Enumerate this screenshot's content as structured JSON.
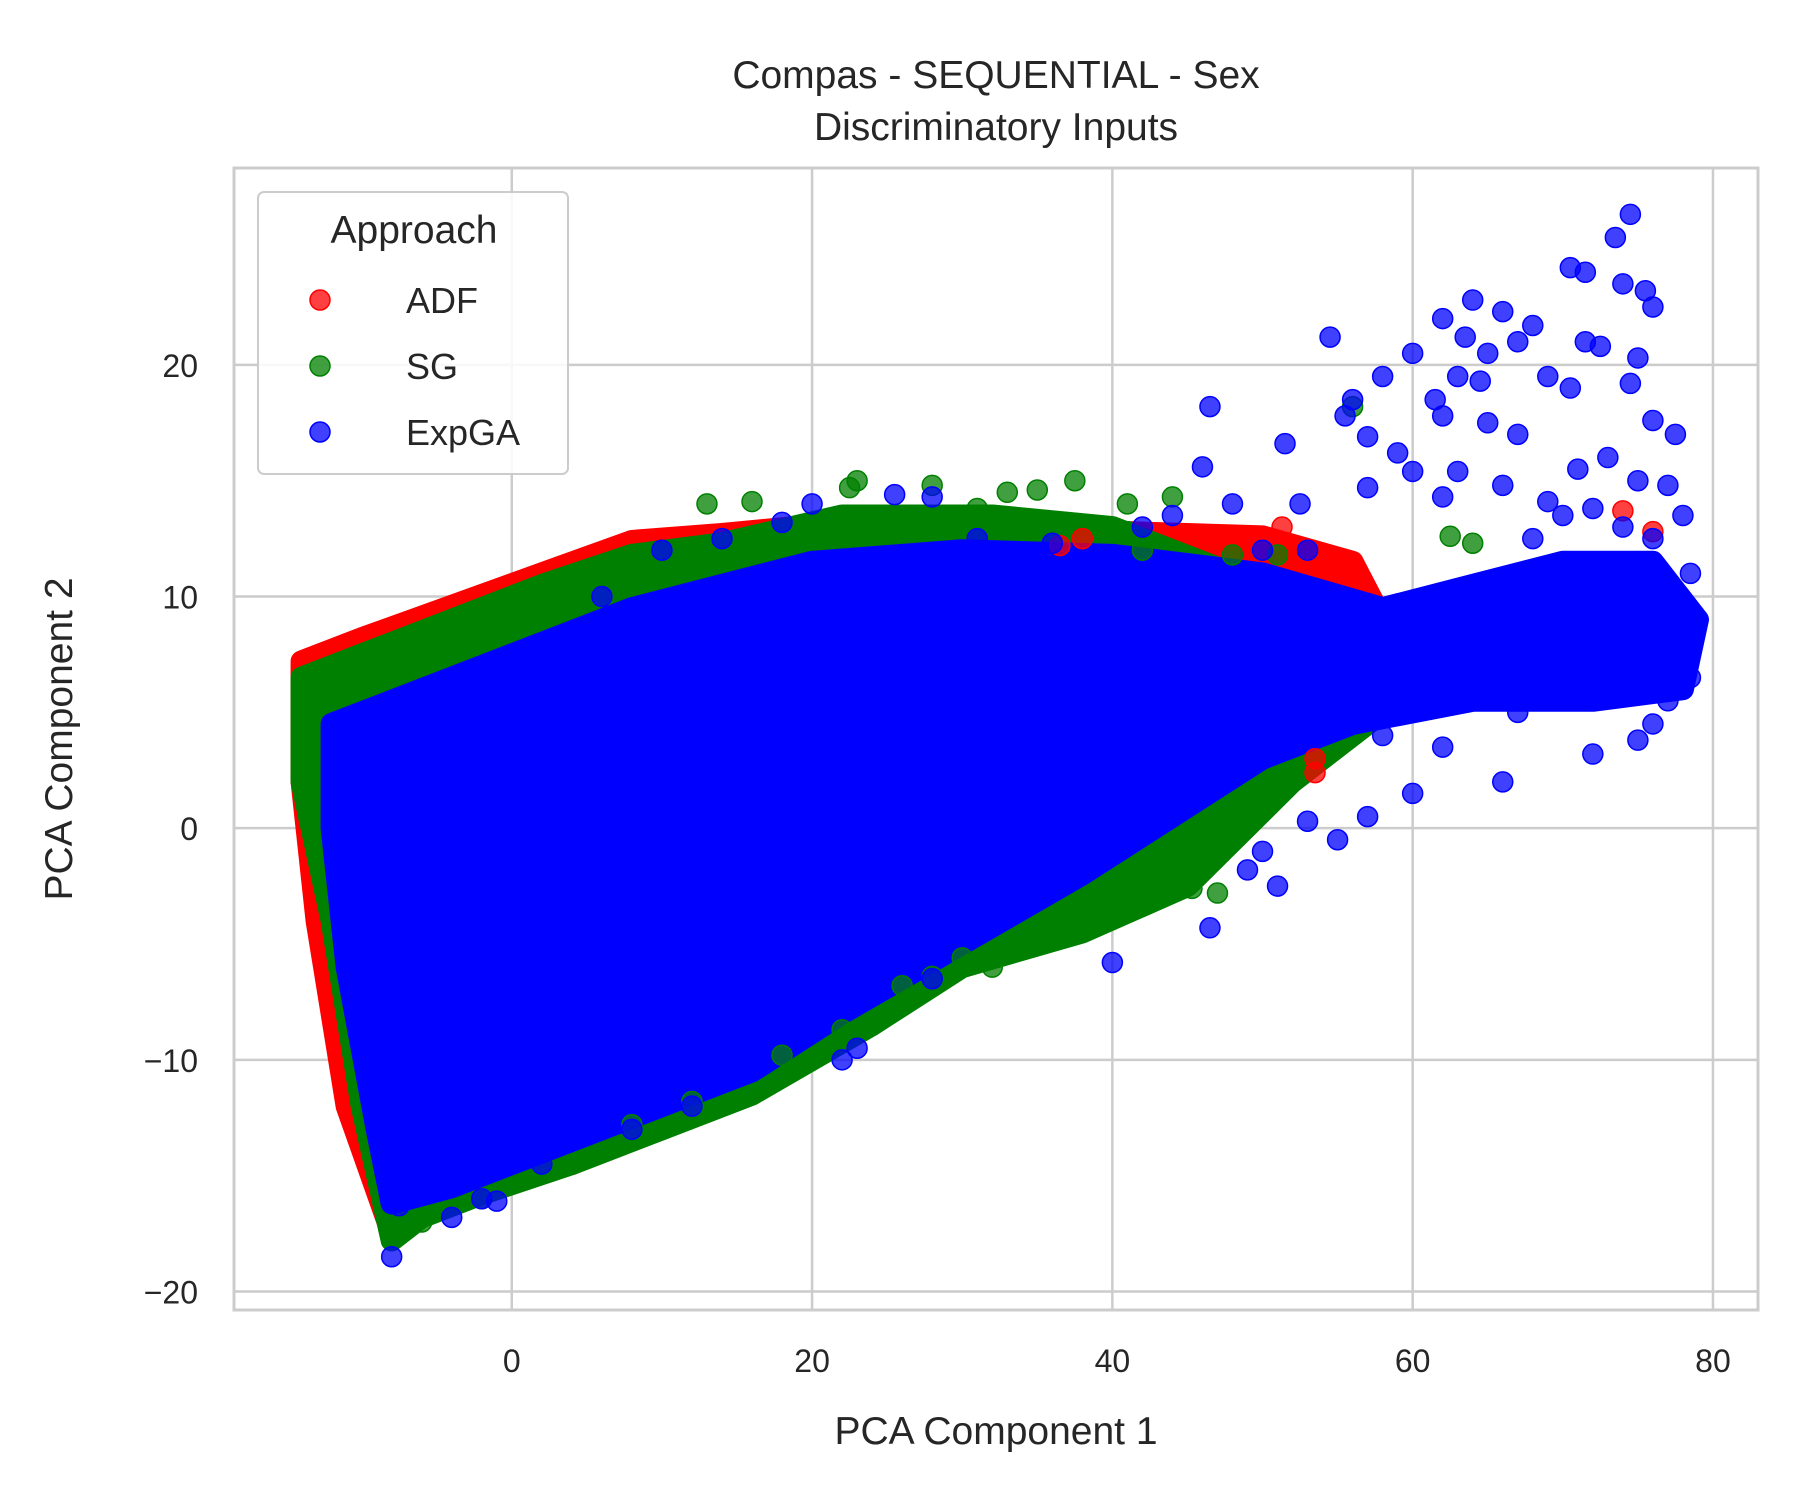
{
  "chart_data": {
    "type": "scatter",
    "title": "Compas - SEQUENTIAL - Sex",
    "subtitle": "Discriminatory Inputs",
    "xlabel": "PCA Component 1",
    "ylabel": "PCA Component 2",
    "xlim": [
      -18.5,
      83
    ],
    "ylim": [
      -20.8,
      28.5
    ],
    "xticks": [
      0,
      20,
      40,
      60,
      80
    ],
    "yticks": [
      -20,
      -10,
      0,
      10,
      20
    ],
    "grid": true,
    "legend": {
      "title": "Approach",
      "placement": "top-left"
    },
    "series": [
      {
        "name": "ADF",
        "color": "#ff0000",
        "cluster_polygon": [
          [
            -14,
            7.2
          ],
          [
            -10,
            8.2
          ],
          [
            -4,
            9.6
          ],
          [
            2,
            11.0
          ],
          [
            8,
            12.4
          ],
          [
            14,
            12.7
          ],
          [
            22,
            13.2
          ],
          [
            30,
            13.0
          ],
          [
            40,
            12.8
          ],
          [
            50,
            12.6
          ],
          [
            56,
            11.5
          ],
          [
            58,
            9.0
          ],
          [
            55,
            5.0
          ],
          [
            50,
            2.0
          ],
          [
            40,
            -1.5
          ],
          [
            30,
            -4.5
          ],
          [
            22,
            -8.0
          ],
          [
            12,
            -12.0
          ],
          [
            4,
            -14.5
          ],
          [
            -6,
            -16.0
          ],
          [
            -8,
            -17.5
          ],
          [
            -11,
            -12.0
          ],
          [
            -13,
            -4.0
          ],
          [
            -14,
            2.0
          ]
        ],
        "points": [
          [
            38,
            12.5
          ],
          [
            51.3,
            13.0
          ],
          [
            53.5,
            3.0
          ],
          [
            53.5,
            2.4
          ],
          [
            74,
            13.7
          ],
          [
            76,
            12.8
          ],
          [
            36.5,
            12.2
          ]
        ]
      },
      {
        "name": "SG",
        "color": "#008000",
        "cluster_polygon": [
          [
            -14,
            6.5
          ],
          [
            -10,
            7.5
          ],
          [
            -4,
            9.0
          ],
          [
            2,
            10.5
          ],
          [
            8,
            11.8
          ],
          [
            14,
            12.3
          ],
          [
            22,
            13.5
          ],
          [
            32,
            13.5
          ],
          [
            40,
            13.0
          ],
          [
            48,
            11.0
          ],
          [
            56,
            9.5
          ],
          [
            60,
            8.0
          ],
          [
            58,
            5.0
          ],
          [
            52,
            2.0
          ],
          [
            45,
            -2.5
          ],
          [
            38,
            -4.5
          ],
          [
            30,
            -6.0
          ],
          [
            24,
            -8.5
          ],
          [
            16,
            -11.5
          ],
          [
            10,
            -13.0
          ],
          [
            4,
            -14.5
          ],
          [
            -2,
            -15.8
          ],
          [
            -6,
            -16.8
          ],
          [
            -8,
            -17.8
          ],
          [
            -10,
            -12.0
          ],
          [
            -12,
            -4.0
          ],
          [
            -14,
            2.0
          ]
        ],
        "points": [
          [
            23,
            15.0
          ],
          [
            22.5,
            14.7
          ],
          [
            28,
            14.8
          ],
          [
            33,
            14.5
          ],
          [
            35,
            14.6
          ],
          [
            37.5,
            15.0
          ],
          [
            31,
            13.8
          ],
          [
            44,
            14.3
          ],
          [
            41,
            14.0
          ],
          [
            16,
            14.1
          ],
          [
            13,
            14.0
          ],
          [
            56,
            18.2
          ],
          [
            47,
            -2.8
          ],
          [
            45.3,
            -2.6
          ],
          [
            39.5,
            -3.1
          ],
          [
            35,
            -4.5
          ],
          [
            30,
            -5.6
          ],
          [
            26,
            -6.8
          ],
          [
            22,
            -8.7
          ],
          [
            18,
            -9.8
          ],
          [
            12,
            -11.8
          ],
          [
            8,
            -12.8
          ],
          [
            4,
            -14.5
          ],
          [
            -2,
            -16.0
          ],
          [
            -6,
            -17.0
          ],
          [
            -8,
            -17.5
          ],
          [
            48,
            11.8
          ],
          [
            51,
            11.8
          ],
          [
            62.5,
            12.6
          ],
          [
            64,
            12.3
          ],
          [
            41,
            12.8
          ],
          [
            42,
            12.0
          ],
          [
            32,
            -6.0
          ],
          [
            28,
            -6.4
          ]
        ]
      },
      {
        "name": "ExpGA",
        "color": "#0000ff",
        "cluster_polygon": [
          [
            -12,
            4.5
          ],
          [
            -8,
            5.5
          ],
          [
            -4,
            6.5
          ],
          [
            2,
            8.0
          ],
          [
            8,
            9.5
          ],
          [
            14,
            10.5
          ],
          [
            20,
            11.5
          ],
          [
            30,
            12.0
          ],
          [
            40,
            11.8
          ],
          [
            50,
            11.0
          ],
          [
            58,
            9.5
          ],
          [
            64,
            10.5
          ],
          [
            70,
            11.5
          ],
          [
            76,
            11.5
          ],
          [
            79,
            9.0
          ],
          [
            78,
            6.0
          ],
          [
            72,
            5.5
          ],
          [
            64,
            5.5
          ],
          [
            56,
            4.5
          ],
          [
            50,
            3.0
          ],
          [
            44,
            0.5
          ],
          [
            38,
            -2.0
          ],
          [
            30,
            -5.0
          ],
          [
            22,
            -8.0
          ],
          [
            16,
            -10.5
          ],
          [
            8,
            -12.5
          ],
          [
            2,
            -14.0
          ],
          [
            -4,
            -15.5
          ],
          [
            -8,
            -16.2
          ],
          [
            -9,
            -13.0
          ],
          [
            -11,
            -6.0
          ],
          [
            -12,
            0.0
          ]
        ],
        "points": [
          [
            74.5,
            26.5
          ],
          [
            73.5,
            25.5
          ],
          [
            70.5,
            24.2
          ],
          [
            71.5,
            24.0
          ],
          [
            74,
            23.5
          ],
          [
            75.5,
            23.2
          ],
          [
            64,
            22.8
          ],
          [
            66,
            22.3
          ],
          [
            76,
            22.5
          ],
          [
            62,
            22.0
          ],
          [
            63.5,
            21.2
          ],
          [
            65,
            20.5
          ],
          [
            67,
            21.0
          ],
          [
            68,
            21.7
          ],
          [
            71.5,
            21.0
          ],
          [
            72.5,
            20.8
          ],
          [
            54.5,
            21.2
          ],
          [
            75,
            20.3
          ],
          [
            60,
            20.5
          ],
          [
            63,
            19.5
          ],
          [
            64.5,
            19.3
          ],
          [
            69,
            19.5
          ],
          [
            58,
            19.5
          ],
          [
            70.5,
            19.0
          ],
          [
            74.5,
            19.2
          ],
          [
            46.5,
            18.2
          ],
          [
            56,
            18.5
          ],
          [
            61.5,
            18.5
          ],
          [
            62,
            17.8
          ],
          [
            65,
            17.5
          ],
          [
            67,
            17.0
          ],
          [
            76,
            17.6
          ],
          [
            77.5,
            17.0
          ],
          [
            55.5,
            17.8
          ],
          [
            57,
            16.9
          ],
          [
            59,
            16.2
          ],
          [
            60,
            15.4
          ],
          [
            63,
            15.4
          ],
          [
            66,
            14.8
          ],
          [
            69,
            14.1
          ],
          [
            71,
            15.5
          ],
          [
            73,
            16.0
          ],
          [
            75,
            15.0
          ],
          [
            77,
            14.8
          ],
          [
            78,
            13.5
          ],
          [
            51.5,
            16.6
          ],
          [
            46,
            15.6
          ],
          [
            52.5,
            14.0
          ],
          [
            48,
            14.0
          ],
          [
            44,
            13.5
          ],
          [
            42,
            13.0
          ],
          [
            36,
            12.3
          ],
          [
            50,
            12.0
          ],
          [
            53,
            12.0
          ],
          [
            57,
            14.7
          ],
          [
            62,
            14.3
          ],
          [
            68,
            12.5
          ],
          [
            70,
            13.5
          ],
          [
            72,
            13.8
          ],
          [
            74,
            13.0
          ],
          [
            76,
            12.5
          ],
          [
            78.5,
            11.0
          ],
          [
            79,
            9.0
          ],
          [
            78,
            8.0
          ],
          [
            76,
            7.0
          ],
          [
            78.5,
            6.5
          ],
          [
            77,
            5.5
          ],
          [
            76,
            4.5
          ],
          [
            75,
            3.8
          ],
          [
            72,
            3.2
          ],
          [
            66,
            2.0
          ],
          [
            62,
            3.5
          ],
          [
            58,
            4.0
          ],
          [
            60,
            1.5
          ],
          [
            57,
            0.5
          ],
          [
            55,
            -0.5
          ],
          [
            53,
            0.3
          ],
          [
            50,
            -1.0
          ],
          [
            49,
            -1.8
          ],
          [
            51,
            -2.5
          ],
          [
            40,
            -5.8
          ],
          [
            46.5,
            -4.3
          ],
          [
            28,
            -6.5
          ],
          [
            23,
            -9.5
          ],
          [
            22,
            -10.0
          ],
          [
            12,
            -12.0
          ],
          [
            8,
            -13.0
          ],
          [
            2,
            -14.5
          ],
          [
            -2,
            -16.0
          ],
          [
            -4,
            -16.8
          ],
          [
            -8,
            -18.5
          ],
          [
            -7.5,
            -16.3
          ],
          [
            -1,
            -16.1
          ],
          [
            -5,
            -15.5
          ],
          [
            31,
            12.5
          ],
          [
            28,
            14.3
          ],
          [
            25.5,
            14.4
          ],
          [
            20,
            14.0
          ],
          [
            18,
            13.2
          ],
          [
            14,
            12.5
          ],
          [
            10,
            12.0
          ],
          [
            6,
            10.0
          ],
          [
            0,
            7.5
          ],
          [
            -4,
            6.0
          ],
          [
            -6,
            5.5
          ],
          [
            -10,
            5.0
          ],
          [
            69,
            8.0
          ],
          [
            71,
            6.5
          ],
          [
            73,
            7.5
          ],
          [
            67,
            5.0
          ],
          [
            64,
            6.0
          ]
        ]
      }
    ]
  }
}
• • • •
--- Stated task ---
In the records above, find each line with the word "color" and copy it.

--- Answer to the task ---
        "color": "#ff0000",
        "color": "#008000",
        "color": "#0000ff",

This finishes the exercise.